Short problem ▸ Go through each line of the records below and count those with the word "наименовании". Give only the count.

Source data ▸

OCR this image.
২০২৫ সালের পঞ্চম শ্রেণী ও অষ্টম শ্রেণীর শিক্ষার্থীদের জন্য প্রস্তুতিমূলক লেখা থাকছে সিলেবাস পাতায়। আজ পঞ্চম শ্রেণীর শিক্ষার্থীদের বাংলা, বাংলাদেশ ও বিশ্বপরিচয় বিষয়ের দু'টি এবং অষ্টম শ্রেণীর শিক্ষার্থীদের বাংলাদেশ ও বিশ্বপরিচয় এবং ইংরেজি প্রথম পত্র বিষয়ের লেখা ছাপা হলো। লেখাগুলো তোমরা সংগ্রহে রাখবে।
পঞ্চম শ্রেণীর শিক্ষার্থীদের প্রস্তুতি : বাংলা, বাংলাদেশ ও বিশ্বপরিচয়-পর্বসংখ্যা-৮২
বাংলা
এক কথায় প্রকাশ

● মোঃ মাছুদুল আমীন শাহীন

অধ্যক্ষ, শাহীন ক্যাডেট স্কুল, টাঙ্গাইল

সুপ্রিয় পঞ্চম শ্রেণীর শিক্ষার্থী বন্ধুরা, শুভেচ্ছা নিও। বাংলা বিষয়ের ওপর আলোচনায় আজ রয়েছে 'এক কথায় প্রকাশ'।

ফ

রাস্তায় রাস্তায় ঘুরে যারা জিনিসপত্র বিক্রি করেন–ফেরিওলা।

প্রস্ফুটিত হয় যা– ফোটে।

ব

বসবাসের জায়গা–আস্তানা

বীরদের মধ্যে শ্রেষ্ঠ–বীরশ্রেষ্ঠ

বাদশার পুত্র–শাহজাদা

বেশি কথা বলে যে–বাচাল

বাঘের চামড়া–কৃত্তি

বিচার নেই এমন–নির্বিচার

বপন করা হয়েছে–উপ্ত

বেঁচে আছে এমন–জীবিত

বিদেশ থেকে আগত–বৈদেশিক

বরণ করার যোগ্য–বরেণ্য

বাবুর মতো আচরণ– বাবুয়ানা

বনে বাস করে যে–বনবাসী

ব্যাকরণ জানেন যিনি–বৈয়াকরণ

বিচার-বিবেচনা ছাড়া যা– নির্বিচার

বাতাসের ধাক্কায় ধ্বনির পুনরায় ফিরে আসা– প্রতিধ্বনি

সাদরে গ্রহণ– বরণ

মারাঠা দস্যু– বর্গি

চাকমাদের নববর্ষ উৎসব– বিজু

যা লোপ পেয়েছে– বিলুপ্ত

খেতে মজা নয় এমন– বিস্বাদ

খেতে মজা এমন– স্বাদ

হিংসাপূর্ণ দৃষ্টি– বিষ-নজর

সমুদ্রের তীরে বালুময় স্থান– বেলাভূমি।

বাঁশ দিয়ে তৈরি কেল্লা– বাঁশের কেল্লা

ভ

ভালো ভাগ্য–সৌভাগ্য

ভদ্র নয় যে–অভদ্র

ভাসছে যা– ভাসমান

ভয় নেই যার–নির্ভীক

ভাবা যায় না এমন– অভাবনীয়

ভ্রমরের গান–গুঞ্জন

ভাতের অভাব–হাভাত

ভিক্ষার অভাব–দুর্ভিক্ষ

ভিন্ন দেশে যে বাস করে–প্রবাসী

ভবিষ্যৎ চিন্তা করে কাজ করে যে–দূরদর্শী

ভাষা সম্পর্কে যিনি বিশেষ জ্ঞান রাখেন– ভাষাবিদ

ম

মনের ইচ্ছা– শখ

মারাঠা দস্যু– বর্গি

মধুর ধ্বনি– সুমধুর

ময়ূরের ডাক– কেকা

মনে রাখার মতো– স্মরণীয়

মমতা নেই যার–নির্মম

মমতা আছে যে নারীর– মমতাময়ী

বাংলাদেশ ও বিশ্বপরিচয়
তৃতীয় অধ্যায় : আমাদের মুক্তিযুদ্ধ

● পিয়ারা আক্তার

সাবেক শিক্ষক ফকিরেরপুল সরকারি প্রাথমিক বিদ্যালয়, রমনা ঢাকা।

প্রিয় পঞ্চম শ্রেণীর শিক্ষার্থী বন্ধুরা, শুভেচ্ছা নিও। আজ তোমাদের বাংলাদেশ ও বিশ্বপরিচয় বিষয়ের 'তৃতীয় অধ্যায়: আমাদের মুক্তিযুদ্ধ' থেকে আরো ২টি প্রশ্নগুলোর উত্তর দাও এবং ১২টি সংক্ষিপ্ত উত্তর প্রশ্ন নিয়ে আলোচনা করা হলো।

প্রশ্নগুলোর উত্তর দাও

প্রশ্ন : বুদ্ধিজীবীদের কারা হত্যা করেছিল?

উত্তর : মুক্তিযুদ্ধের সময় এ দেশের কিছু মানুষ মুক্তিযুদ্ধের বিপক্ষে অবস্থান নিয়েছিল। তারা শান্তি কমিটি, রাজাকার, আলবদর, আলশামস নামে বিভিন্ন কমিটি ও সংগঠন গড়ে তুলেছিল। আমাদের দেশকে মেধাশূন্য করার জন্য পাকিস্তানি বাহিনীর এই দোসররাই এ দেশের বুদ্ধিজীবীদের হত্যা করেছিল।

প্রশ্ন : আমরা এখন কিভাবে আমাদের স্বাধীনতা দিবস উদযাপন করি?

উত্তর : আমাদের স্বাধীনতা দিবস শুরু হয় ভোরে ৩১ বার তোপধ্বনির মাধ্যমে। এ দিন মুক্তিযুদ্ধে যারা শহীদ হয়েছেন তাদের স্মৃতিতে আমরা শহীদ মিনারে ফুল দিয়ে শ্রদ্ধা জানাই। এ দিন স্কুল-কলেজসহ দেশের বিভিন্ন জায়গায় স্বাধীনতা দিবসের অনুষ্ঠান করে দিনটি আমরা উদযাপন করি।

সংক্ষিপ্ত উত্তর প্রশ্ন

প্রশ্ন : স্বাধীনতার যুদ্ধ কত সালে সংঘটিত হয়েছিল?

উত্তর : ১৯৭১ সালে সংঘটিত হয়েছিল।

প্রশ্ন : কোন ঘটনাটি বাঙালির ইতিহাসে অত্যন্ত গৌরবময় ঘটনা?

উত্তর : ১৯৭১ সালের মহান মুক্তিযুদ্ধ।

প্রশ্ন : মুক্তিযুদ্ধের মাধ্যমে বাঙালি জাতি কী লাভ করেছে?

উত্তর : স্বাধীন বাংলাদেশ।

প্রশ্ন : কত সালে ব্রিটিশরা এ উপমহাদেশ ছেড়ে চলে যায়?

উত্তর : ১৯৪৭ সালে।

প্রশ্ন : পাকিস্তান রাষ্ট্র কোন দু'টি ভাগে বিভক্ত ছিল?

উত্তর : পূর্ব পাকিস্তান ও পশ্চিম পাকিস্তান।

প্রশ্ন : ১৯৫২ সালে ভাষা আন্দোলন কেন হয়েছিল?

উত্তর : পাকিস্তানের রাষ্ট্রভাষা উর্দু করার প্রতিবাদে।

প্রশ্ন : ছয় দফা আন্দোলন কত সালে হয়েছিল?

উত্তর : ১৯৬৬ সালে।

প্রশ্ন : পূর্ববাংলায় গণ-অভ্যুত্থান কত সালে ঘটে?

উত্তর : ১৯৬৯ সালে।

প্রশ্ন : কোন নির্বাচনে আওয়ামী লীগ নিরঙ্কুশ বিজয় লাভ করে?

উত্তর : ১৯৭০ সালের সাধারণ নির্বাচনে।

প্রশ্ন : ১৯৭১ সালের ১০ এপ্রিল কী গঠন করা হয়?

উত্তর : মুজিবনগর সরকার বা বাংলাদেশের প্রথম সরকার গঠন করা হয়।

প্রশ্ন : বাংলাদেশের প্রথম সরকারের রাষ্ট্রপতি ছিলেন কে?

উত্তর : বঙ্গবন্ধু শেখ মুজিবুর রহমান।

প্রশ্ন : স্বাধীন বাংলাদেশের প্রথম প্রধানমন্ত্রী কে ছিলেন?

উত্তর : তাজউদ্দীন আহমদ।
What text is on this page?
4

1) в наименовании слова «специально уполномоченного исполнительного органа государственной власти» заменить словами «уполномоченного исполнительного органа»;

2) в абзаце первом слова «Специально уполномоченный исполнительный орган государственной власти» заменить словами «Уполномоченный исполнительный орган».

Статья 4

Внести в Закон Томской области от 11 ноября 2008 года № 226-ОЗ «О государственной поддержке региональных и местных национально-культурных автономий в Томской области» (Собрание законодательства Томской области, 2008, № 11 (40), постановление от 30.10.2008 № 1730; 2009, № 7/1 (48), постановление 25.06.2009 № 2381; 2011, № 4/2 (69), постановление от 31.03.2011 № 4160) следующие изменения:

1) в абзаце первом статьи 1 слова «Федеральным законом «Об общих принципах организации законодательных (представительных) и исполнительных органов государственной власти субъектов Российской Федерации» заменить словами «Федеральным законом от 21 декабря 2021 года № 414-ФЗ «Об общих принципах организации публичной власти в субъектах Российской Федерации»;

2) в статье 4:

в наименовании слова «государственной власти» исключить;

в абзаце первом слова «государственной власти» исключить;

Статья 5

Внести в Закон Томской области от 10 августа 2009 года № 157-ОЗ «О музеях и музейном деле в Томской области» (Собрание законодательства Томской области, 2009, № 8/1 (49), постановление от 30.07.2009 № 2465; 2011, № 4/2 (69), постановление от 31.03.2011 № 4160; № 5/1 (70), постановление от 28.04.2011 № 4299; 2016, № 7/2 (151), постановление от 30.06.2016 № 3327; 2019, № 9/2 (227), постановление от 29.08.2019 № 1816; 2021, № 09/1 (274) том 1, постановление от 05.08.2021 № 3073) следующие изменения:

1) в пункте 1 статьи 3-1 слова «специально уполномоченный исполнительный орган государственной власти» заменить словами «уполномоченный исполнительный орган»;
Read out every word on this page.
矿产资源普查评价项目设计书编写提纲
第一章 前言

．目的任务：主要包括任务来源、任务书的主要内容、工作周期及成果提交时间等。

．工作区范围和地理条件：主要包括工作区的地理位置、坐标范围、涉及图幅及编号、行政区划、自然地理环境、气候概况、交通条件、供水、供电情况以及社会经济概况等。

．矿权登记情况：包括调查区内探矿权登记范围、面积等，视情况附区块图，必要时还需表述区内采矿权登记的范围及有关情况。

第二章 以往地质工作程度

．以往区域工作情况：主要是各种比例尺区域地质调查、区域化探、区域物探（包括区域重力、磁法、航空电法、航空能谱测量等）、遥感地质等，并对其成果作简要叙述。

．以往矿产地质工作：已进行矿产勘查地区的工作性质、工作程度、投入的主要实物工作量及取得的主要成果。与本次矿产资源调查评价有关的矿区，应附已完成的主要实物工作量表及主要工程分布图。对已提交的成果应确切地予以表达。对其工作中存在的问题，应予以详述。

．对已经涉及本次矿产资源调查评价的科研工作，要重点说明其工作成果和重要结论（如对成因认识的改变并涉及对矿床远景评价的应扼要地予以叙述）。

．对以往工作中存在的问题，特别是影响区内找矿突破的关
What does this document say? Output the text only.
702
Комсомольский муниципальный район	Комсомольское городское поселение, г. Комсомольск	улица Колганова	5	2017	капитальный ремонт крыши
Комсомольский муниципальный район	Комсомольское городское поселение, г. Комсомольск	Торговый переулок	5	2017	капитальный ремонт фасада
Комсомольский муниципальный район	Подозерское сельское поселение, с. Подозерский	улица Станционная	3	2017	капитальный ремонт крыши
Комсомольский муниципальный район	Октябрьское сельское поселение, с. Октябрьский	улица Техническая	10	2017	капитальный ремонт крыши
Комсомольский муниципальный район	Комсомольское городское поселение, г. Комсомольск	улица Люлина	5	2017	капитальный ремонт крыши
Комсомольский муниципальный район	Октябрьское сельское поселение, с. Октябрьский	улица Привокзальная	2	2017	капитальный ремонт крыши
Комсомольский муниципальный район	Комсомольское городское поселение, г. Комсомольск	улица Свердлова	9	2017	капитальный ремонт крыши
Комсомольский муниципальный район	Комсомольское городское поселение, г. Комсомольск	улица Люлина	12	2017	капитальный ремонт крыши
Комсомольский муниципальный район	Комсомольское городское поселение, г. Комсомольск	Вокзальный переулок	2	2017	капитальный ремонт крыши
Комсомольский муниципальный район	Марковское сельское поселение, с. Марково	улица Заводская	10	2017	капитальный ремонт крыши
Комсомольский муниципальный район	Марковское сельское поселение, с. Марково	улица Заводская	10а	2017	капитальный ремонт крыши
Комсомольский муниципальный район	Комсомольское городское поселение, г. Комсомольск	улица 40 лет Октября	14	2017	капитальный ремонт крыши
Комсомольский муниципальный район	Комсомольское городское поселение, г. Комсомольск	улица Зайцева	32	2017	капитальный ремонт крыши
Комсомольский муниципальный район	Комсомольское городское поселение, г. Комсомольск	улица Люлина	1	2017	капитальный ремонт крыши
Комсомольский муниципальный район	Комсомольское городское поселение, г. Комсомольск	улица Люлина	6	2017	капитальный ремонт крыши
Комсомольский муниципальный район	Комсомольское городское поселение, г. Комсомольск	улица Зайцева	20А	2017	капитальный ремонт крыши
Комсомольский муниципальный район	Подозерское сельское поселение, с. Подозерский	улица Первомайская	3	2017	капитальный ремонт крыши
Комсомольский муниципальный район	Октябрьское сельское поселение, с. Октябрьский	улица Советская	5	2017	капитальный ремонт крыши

Written response ▸ 2